### The exercise
Filter the entries below, keeping every line that has the word "LINIE".

### Raw data
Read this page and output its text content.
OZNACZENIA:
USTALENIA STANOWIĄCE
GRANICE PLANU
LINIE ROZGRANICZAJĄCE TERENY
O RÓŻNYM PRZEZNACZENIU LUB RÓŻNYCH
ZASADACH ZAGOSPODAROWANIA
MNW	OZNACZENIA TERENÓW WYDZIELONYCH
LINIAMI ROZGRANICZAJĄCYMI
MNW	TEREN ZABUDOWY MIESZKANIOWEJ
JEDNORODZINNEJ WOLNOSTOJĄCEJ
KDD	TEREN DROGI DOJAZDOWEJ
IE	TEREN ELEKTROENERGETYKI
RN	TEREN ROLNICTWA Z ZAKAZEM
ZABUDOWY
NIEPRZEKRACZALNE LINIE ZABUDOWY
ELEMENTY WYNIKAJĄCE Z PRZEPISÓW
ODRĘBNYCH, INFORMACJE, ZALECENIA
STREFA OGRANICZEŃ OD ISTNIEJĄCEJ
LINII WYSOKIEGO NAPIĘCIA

### Task response
LINIE ROZGRANICZAJĄCE TERENY
NIEPRZEKRACZALNE LINIE ZABUDOWY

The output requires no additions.